**GIVEN RECORDS**
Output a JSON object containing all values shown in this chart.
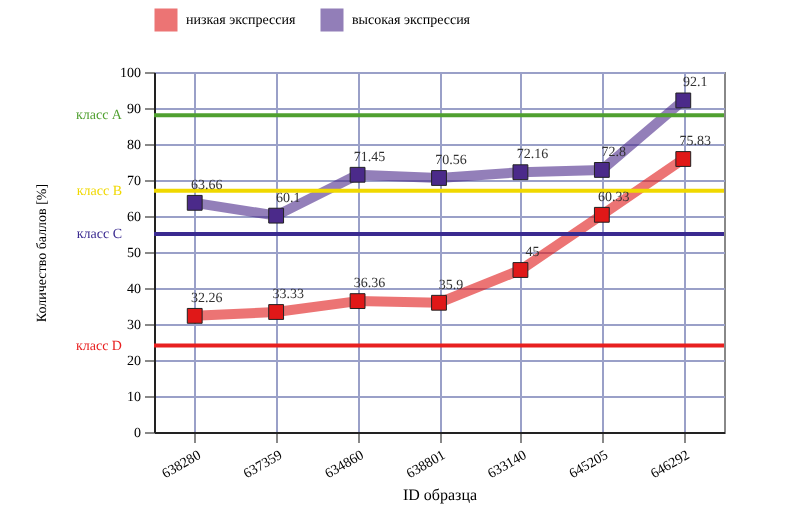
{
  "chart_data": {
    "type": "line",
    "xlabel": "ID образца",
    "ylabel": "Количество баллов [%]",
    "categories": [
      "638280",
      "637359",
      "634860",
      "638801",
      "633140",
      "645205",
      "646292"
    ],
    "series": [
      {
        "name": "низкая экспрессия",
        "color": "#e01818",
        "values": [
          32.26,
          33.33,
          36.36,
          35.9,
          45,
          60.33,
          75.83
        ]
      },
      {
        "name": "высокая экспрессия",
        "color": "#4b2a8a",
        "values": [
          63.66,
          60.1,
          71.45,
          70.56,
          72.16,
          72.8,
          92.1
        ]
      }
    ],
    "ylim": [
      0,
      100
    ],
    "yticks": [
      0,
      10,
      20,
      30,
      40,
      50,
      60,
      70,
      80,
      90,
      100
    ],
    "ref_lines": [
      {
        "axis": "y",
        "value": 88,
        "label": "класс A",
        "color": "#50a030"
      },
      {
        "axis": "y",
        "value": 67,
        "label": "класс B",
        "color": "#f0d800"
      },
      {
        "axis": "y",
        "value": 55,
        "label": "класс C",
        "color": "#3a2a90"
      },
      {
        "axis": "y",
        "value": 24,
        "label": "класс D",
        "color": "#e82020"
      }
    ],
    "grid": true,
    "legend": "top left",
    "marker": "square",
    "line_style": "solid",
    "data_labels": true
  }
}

--

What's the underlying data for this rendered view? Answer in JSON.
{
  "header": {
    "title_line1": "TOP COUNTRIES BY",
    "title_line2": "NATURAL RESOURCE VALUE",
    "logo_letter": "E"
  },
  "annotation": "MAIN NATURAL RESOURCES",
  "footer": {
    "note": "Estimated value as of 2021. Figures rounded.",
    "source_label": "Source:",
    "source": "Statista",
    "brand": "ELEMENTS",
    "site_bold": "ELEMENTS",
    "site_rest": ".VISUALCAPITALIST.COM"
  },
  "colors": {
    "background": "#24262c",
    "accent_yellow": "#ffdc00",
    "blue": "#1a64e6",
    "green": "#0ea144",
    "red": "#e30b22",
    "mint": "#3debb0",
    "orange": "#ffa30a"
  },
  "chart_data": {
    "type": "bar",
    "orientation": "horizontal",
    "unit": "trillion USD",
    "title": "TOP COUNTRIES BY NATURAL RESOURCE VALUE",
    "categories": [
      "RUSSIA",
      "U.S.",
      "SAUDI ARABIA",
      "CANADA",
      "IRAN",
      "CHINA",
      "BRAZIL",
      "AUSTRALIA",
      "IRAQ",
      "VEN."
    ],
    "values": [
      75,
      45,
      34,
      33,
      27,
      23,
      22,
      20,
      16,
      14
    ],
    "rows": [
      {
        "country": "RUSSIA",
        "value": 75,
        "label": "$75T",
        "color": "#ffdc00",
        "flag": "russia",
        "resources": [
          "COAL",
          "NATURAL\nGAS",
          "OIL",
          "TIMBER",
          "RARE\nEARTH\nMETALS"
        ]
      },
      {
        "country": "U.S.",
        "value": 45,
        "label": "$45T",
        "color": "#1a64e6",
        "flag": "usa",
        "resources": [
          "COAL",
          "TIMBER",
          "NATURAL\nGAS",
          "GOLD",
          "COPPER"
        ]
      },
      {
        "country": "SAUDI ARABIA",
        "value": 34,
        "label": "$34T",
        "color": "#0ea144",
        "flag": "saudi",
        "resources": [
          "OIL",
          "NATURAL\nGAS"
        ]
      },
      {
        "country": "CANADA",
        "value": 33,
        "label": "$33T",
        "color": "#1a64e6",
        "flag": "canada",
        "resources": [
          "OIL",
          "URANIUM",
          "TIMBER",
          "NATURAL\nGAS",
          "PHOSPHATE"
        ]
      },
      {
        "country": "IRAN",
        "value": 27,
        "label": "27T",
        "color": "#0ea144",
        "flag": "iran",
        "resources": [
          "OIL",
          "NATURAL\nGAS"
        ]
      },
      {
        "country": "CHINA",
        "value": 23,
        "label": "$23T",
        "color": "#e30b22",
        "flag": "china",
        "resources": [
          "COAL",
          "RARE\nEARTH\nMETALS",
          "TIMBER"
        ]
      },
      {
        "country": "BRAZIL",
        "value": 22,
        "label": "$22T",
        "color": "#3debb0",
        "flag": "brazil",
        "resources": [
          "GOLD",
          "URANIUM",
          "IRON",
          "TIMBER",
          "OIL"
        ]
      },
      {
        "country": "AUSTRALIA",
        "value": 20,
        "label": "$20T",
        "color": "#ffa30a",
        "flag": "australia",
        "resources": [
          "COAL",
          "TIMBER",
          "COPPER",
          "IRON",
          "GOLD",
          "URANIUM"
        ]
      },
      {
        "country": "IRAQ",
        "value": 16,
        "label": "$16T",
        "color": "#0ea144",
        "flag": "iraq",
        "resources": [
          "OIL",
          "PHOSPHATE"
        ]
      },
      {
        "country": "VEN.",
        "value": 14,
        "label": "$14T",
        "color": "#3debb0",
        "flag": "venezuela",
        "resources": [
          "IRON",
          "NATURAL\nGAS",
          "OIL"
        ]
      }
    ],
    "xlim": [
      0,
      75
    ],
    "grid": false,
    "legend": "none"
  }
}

...

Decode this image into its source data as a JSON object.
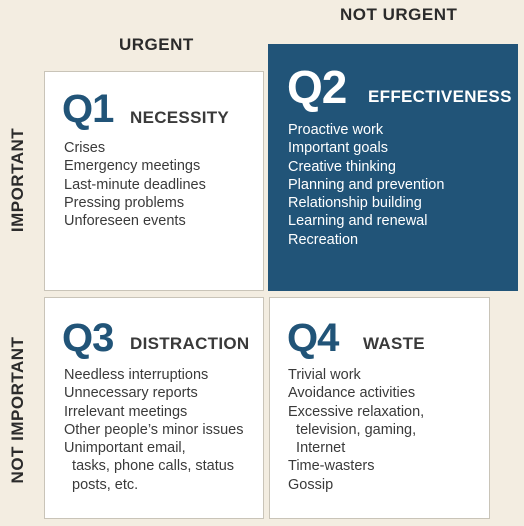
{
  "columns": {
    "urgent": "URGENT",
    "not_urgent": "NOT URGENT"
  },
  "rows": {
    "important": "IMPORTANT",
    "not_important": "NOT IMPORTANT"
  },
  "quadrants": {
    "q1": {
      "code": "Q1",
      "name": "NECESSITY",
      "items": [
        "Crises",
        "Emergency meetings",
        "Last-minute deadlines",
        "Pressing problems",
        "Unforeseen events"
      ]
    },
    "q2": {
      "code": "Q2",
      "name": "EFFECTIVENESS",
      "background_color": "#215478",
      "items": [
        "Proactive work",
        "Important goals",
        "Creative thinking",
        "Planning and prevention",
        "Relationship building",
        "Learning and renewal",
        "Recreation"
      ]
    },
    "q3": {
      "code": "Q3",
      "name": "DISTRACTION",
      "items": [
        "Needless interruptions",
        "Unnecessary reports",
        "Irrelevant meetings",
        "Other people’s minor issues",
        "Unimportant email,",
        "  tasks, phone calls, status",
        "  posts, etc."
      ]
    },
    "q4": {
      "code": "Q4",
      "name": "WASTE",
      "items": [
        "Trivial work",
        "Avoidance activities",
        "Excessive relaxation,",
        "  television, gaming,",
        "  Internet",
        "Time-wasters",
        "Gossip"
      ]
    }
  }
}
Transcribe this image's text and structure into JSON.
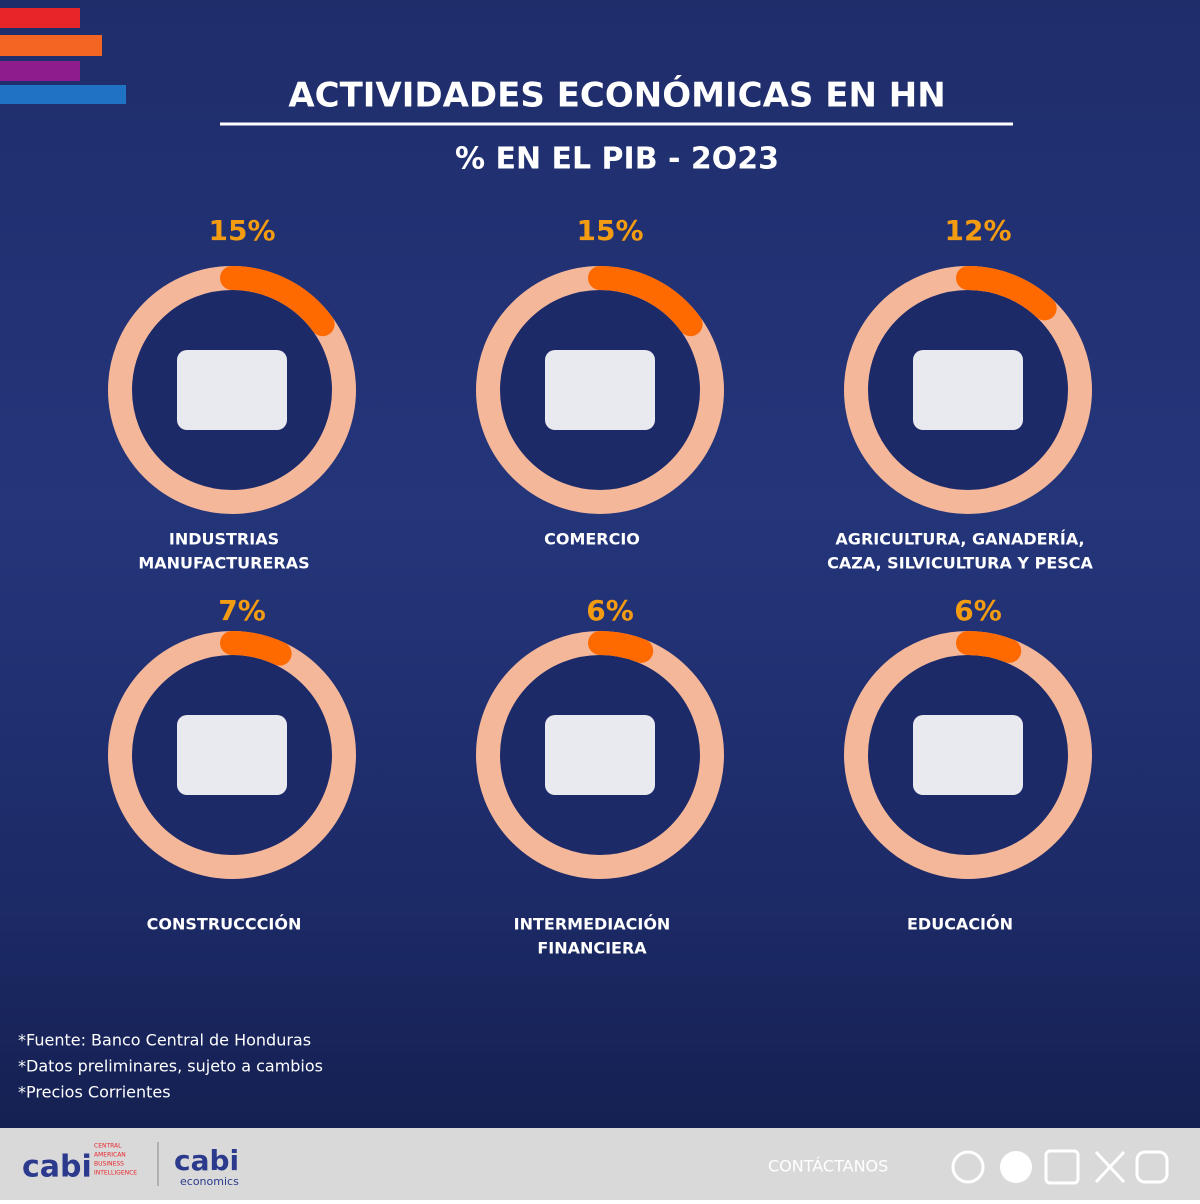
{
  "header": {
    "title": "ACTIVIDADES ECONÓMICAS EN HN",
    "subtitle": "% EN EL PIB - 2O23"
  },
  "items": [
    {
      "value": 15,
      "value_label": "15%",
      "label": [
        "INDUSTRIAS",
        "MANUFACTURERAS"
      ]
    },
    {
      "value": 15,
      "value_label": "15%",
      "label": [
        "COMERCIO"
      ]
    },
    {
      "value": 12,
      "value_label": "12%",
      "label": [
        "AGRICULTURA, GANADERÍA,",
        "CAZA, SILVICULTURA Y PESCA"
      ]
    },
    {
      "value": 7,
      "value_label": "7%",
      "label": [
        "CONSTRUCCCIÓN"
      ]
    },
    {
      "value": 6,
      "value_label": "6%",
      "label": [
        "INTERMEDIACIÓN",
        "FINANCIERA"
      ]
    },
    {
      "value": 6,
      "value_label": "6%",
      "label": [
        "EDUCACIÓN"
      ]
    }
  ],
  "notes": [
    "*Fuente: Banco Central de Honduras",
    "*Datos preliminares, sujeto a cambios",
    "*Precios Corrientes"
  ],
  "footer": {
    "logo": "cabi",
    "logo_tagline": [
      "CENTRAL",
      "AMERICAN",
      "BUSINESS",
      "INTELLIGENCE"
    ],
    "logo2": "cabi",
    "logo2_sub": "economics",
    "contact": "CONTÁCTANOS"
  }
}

**TASK DIRECTIONS**
Pull out and copy each line containing the string "nEARTH".

**FULL OUTPUT**
          "RARE\nEARTH\nMETALS"
          "RARE\nEARTH\nMETALS",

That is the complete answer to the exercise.